Provided data
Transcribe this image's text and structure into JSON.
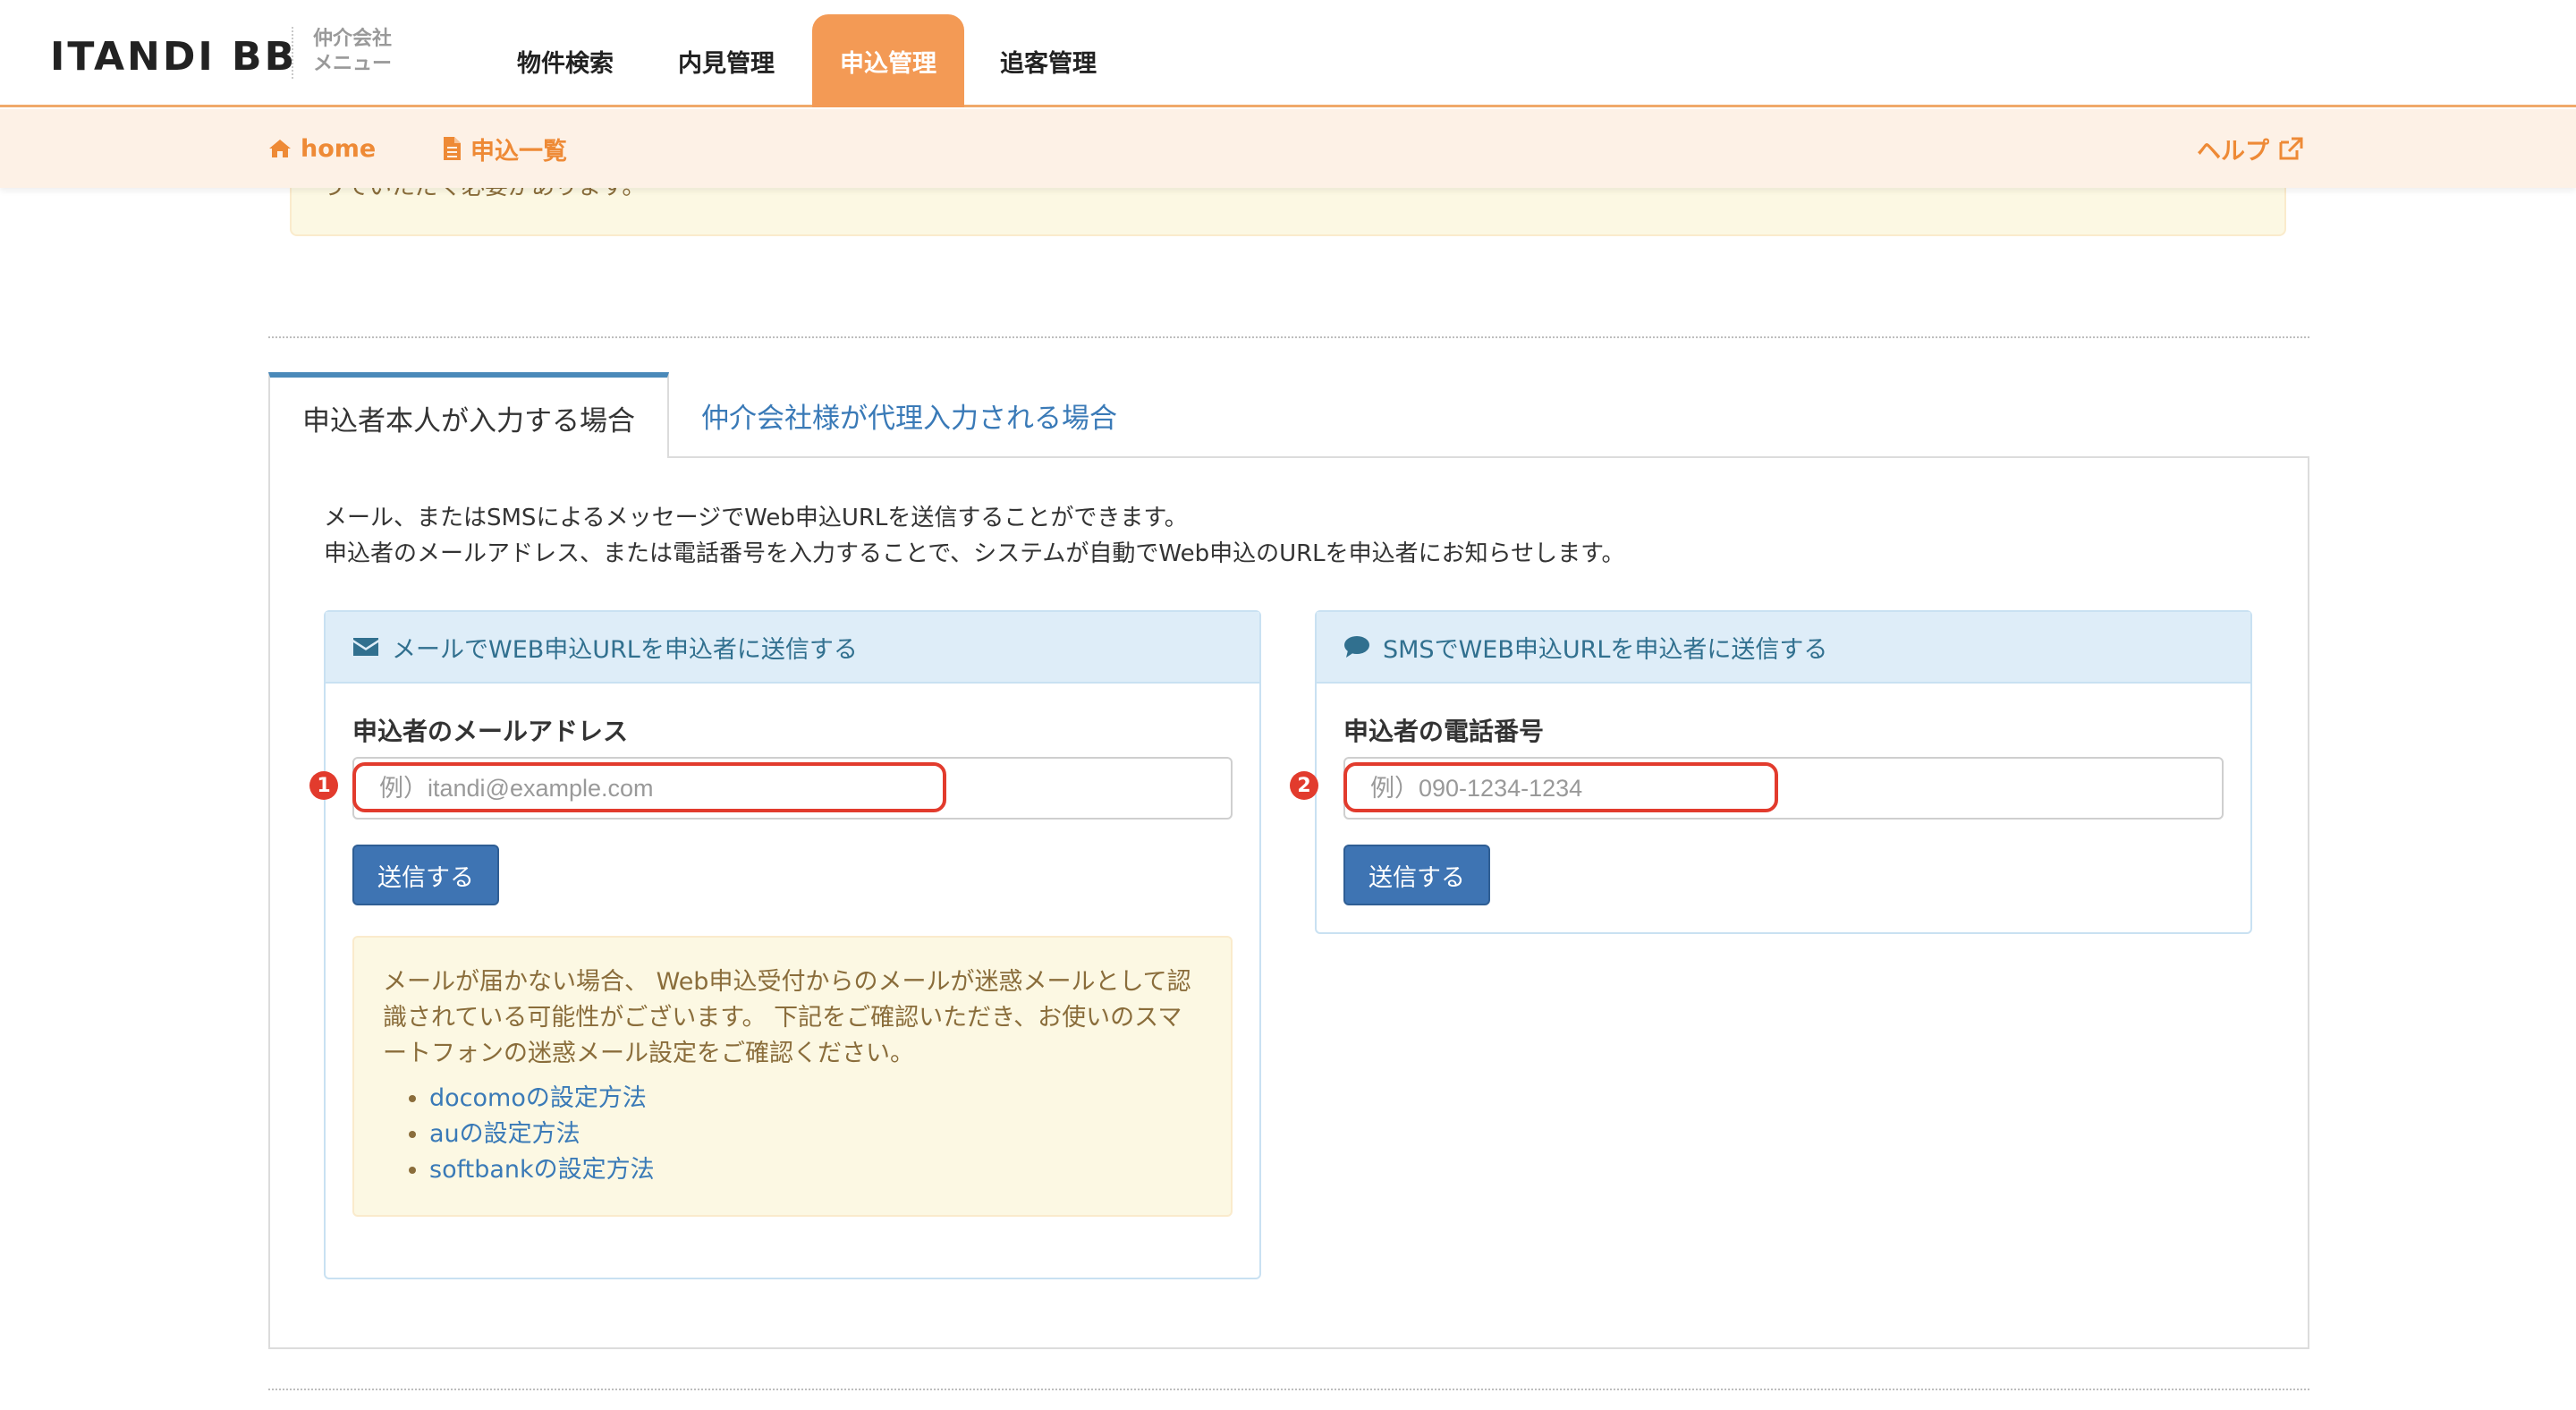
{
  "header": {
    "logo": "ITANDI BB",
    "logo_sub_line1": "仲介会社",
    "logo_sub_line2": "メニュー",
    "nav": [
      {
        "label": "物件検索"
      },
      {
        "label": "内見管理"
      },
      {
        "label": "申込管理",
        "active": true
      },
      {
        "label": "追客管理"
      }
    ]
  },
  "subheader": {
    "home_label": "home",
    "list_label": "申込一覧",
    "help_label": "ヘルプ"
  },
  "alert_remnant": "うていただく必要があります。",
  "tabs": [
    {
      "label": "申込者本人が入力する場合",
      "active": true
    },
    {
      "label": "仲介会社様が代理入力される場合",
      "active": false
    }
  ],
  "description": {
    "line1": "メール、またはSMSによるメッセージでWeb申込URLを送信することができます。",
    "line2": "申込者のメールアドレス、または電話番号を入力することで、システムが自動でWeb申込のURLを申込者にお知らせします。"
  },
  "email_card": {
    "title": "メールでWEB申込URLを申込者に送信する",
    "icon": "envelope-icon",
    "label": "申込者のメールアドレス",
    "placeholder": "例）itandi@example.com",
    "value": "",
    "badge": "1",
    "button_label": "送信する",
    "warning": {
      "text": "メールが届かない場合、 Web申込受付からのメールが迷惑メールとして認識されている可能性がございます。 下記をご確認いただき、お使いのスマートフォンの迷惑メール設定をご確認ください。",
      "links": [
        {
          "label": "docomoの設定方法"
        },
        {
          "label": "auの設定方法"
        },
        {
          "label": "softbankの設定方法"
        }
      ]
    }
  },
  "sms_card": {
    "title": "SMSでWEB申込URLを申込者に送信する",
    "icon": "comment-icon",
    "label": "申込者の電話番号",
    "placeholder": "例）090-1234-1234",
    "value": "",
    "badge": "2",
    "button_label": "送信する"
  },
  "colors": {
    "accent_orange": "#f39a55",
    "link_blue": "#3a7ab7",
    "button_blue": "#3e74b3",
    "highlight_red": "#e23b2d"
  }
}
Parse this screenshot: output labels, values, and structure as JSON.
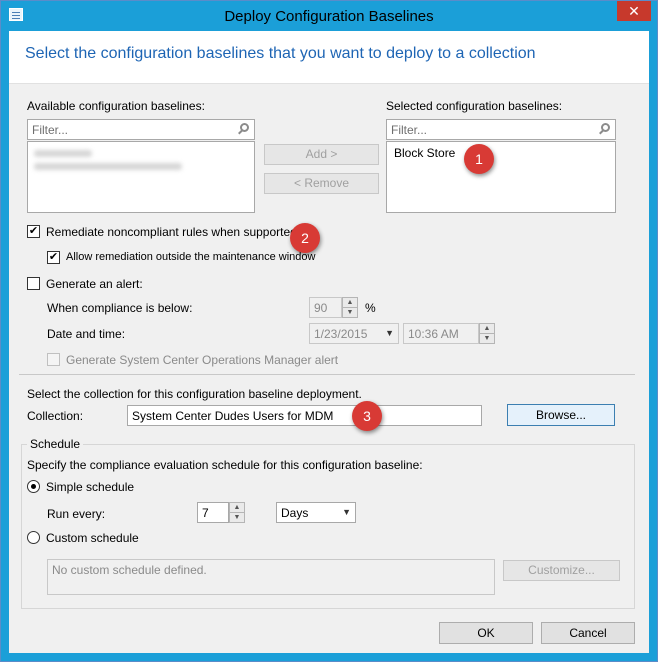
{
  "window": {
    "title": "Deploy Configuration Baselines",
    "close_glyph": "✕"
  },
  "header": {
    "title": "Select the configuration baselines that you want to deploy to a collection"
  },
  "available": {
    "label": "Available configuration baselines:",
    "filter_placeholder": "Filter..."
  },
  "selected": {
    "label": "Selected configuration baselines:",
    "filter_placeholder": "Filter...",
    "items": [
      "Block Store"
    ]
  },
  "buttons": {
    "add": "Add >",
    "remove": "< Remove",
    "browse": "Browse...",
    "customize": "Customize...",
    "ok": "OK",
    "cancel": "Cancel"
  },
  "remediate": {
    "label": "Remediate noncompliant rules when supported",
    "checked": true,
    "outside_window_label": "Allow remediation outside the maintenance window",
    "outside_window_checked": true
  },
  "alert": {
    "label": "Generate an alert:",
    "checked": false,
    "compliance_label": "When compliance is below:",
    "compliance_value": "90",
    "percent": "%",
    "datetime_label": "Date and time:",
    "date_value": "1/23/2015",
    "time_value": "10:36 AM",
    "scom_label": "Generate System Center Operations Manager alert"
  },
  "collection": {
    "prompt": "Select the collection for this configuration baseline deployment.",
    "label": "Collection:",
    "value": "System Center Dudes Users for MDM"
  },
  "schedule": {
    "group_label": "Schedule",
    "prompt": "Specify the compliance evaluation schedule for this configuration baseline:",
    "simple_label": "Simple schedule",
    "run_every_label": "Run every:",
    "run_every_value": "7",
    "unit_value": "Days",
    "custom_label": "Custom schedule",
    "custom_text": "No custom schedule defined."
  },
  "badges": [
    "1",
    "2",
    "3"
  ],
  "colors": {
    "titlebar": "#1b9fd8",
    "header_title": "#1e65b4",
    "badge": "#d83a35",
    "close": "#c7392c"
  }
}
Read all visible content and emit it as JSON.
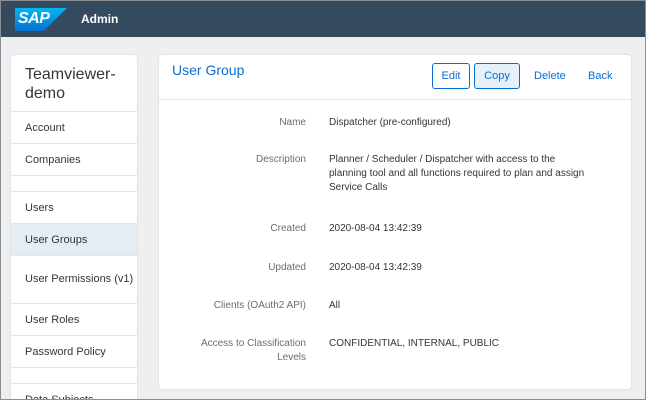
{
  "shell": {
    "logo_text": "SAP",
    "title": "Admin",
    "bar_color": "#354a5f",
    "logo_color": "#0a6ed1"
  },
  "sidebar": {
    "tenant_name": "Teamviewer-demo",
    "items": [
      {
        "label": "Account"
      },
      {
        "label": "Companies"
      },
      {
        "label": "Users"
      },
      {
        "label": "User Groups",
        "active": true
      },
      {
        "label": "User Permissions (v1)"
      },
      {
        "label": "User Roles"
      },
      {
        "label": "Password Policy"
      },
      {
        "label": "Data Subjects"
      }
    ]
  },
  "main": {
    "title": "User Group",
    "buttons": {
      "edit": "Edit",
      "copy": "Copy",
      "delete": "Delete",
      "back": "Back"
    },
    "fields": [
      {
        "label": "Name",
        "value": "Dispatcher (pre-configured)"
      },
      {
        "label": "Description",
        "value": "Planner / Scheduler / Dispatcher with access to the planning tool and all functions required to plan and assign Service Calls"
      },
      {
        "label": "Created",
        "value": "2020-08-04 13:42:39"
      },
      {
        "label": "Updated",
        "value": "2020-08-04 13:42:39"
      },
      {
        "label": "Clients (OAuth2 API)",
        "value": "All"
      },
      {
        "label": "Access to Classification Levels",
        "value": "CONFIDENTIAL, INTERNAL, PUBLIC"
      }
    ]
  }
}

What is expected
Skip the pictures and transcribe the rest of the records exactly.

Expected answer
Transcribe this image's text and structure into JSON.
{
  "header": {
    "logo": "ITANDI BB",
    "logo_sub_line1": "仲介会社",
    "logo_sub_line2": "メニュー",
    "nav": [
      {
        "label": "物件検索"
      },
      {
        "label": "内見管理"
      },
      {
        "label": "申込管理",
        "active": true
      },
      {
        "label": "追客管理"
      }
    ]
  },
  "subheader": {
    "home_label": "home",
    "list_label": "申込一覧",
    "help_label": "ヘルプ"
  },
  "alert_remnant": "うていただく必要があります。",
  "tabs": [
    {
      "label": "申込者本人が入力する場合",
      "active": true
    },
    {
      "label": "仲介会社様が代理入力される場合",
      "active": false
    }
  ],
  "description": {
    "line1": "メール、またはSMSによるメッセージでWeb申込URLを送信することができます。",
    "line2": "申込者のメールアドレス、または電話番号を入力することで、システムが自動でWeb申込のURLを申込者にお知らせします。"
  },
  "email_card": {
    "title": "メールでWEB申込URLを申込者に送信する",
    "icon": "envelope-icon",
    "label": "申込者のメールアドレス",
    "placeholder": "例）itandi@example.com",
    "value": "",
    "badge": "1",
    "button_label": "送信する",
    "warning": {
      "text": "メールが届かない場合、 Web申込受付からのメールが迷惑メールとして認識されている可能性がございます。 下記をご確認いただき、お使いのスマートフォンの迷惑メール設定をご確認ください。",
      "links": [
        {
          "label": "docomoの設定方法"
        },
        {
          "label": "auの設定方法"
        },
        {
          "label": "softbankの設定方法"
        }
      ]
    }
  },
  "sms_card": {
    "title": "SMSでWEB申込URLを申込者に送信する",
    "icon": "comment-icon",
    "label": "申込者の電話番号",
    "placeholder": "例）090-1234-1234",
    "value": "",
    "badge": "2",
    "button_label": "送信する"
  },
  "colors": {
    "accent_orange": "#f39a55",
    "link_blue": "#3a7ab7",
    "button_blue": "#3e74b3",
    "highlight_red": "#e23b2d"
  }
}
Parse this screenshot: output labels, values, and structure as JSON.
{
  "window": {
    "title": "Deploy Configuration Baselines",
    "close_glyph": "✕"
  },
  "header": {
    "title": "Select the configuration baselines that you want to deploy to a collection"
  },
  "available": {
    "label": "Available configuration baselines:",
    "filter_placeholder": "Filter..."
  },
  "selected": {
    "label": "Selected configuration baselines:",
    "filter_placeholder": "Filter...",
    "items": [
      "Block Store"
    ]
  },
  "buttons": {
    "add": "Add >",
    "remove": "< Remove",
    "browse": "Browse...",
    "customize": "Customize...",
    "ok": "OK",
    "cancel": "Cancel"
  },
  "remediate": {
    "label": "Remediate noncompliant rules when supported",
    "checked": true,
    "outside_window_label": "Allow remediation outside the maintenance window",
    "outside_window_checked": true
  },
  "alert": {
    "label": "Generate an alert:",
    "checked": false,
    "compliance_label": "When compliance is below:",
    "compliance_value": "90",
    "percent": "%",
    "datetime_label": "Date and time:",
    "date_value": "1/23/2015",
    "time_value": "10:36 AM",
    "scom_label": "Generate System Center Operations Manager alert"
  },
  "collection": {
    "prompt": "Select the collection for this configuration baseline deployment.",
    "label": "Collection:",
    "value": "System Center Dudes Users for MDM"
  },
  "schedule": {
    "group_label": "Schedule",
    "prompt": "Specify the compliance evaluation schedule for this configuration baseline:",
    "simple_label": "Simple schedule",
    "run_every_label": "Run every:",
    "run_every_value": "7",
    "unit_value": "Days",
    "custom_label": "Custom schedule",
    "custom_text": "No custom schedule defined."
  },
  "badges": [
    "1",
    "2",
    "3"
  ],
  "colors": {
    "titlebar": "#1b9fd8",
    "header_title": "#1e65b4",
    "badge": "#d83a35",
    "close": "#c7392c"
  }
}
Read all visible content and emit it as JSON.
{
  "shell": {
    "logo_text": "SAP",
    "title": "Admin",
    "bar_color": "#354a5f",
    "logo_color": "#0a6ed1"
  },
  "sidebar": {
    "tenant_name": "Teamviewer-demo",
    "items": [
      {
        "label": "Account"
      },
      {
        "label": "Companies"
      },
      {
        "label": "Users"
      },
      {
        "label": "User Groups",
        "active": true
      },
      {
        "label": "User Permissions (v1)"
      },
      {
        "label": "User Roles"
      },
      {
        "label": "Password Policy"
      },
      {
        "label": "Data Subjects"
      }
    ]
  },
  "main": {
    "title": "User Group",
    "buttons": {
      "edit": "Edit",
      "copy": "Copy",
      "delete": "Delete",
      "back": "Back"
    },
    "fields": [
      {
        "label": "Name",
        "value": "Dispatcher (pre-configured)"
      },
      {
        "label": "Description",
        "value": "Planner / Scheduler / Dispatcher with access to the planning tool and all functions required to plan and assign Service Calls"
      },
      {
        "label": "Created",
        "value": "2020-08-04 13:42:39"
      },
      {
        "label": "Updated",
        "value": "2020-08-04 13:42:39"
      },
      {
        "label": "Clients (OAuth2 API)",
        "value": "All"
      },
      {
        "label": "Access to Classification Levels",
        "value": "CONFIDENTIAL, INTERNAL, PUBLIC"
      }
    ]
  }
}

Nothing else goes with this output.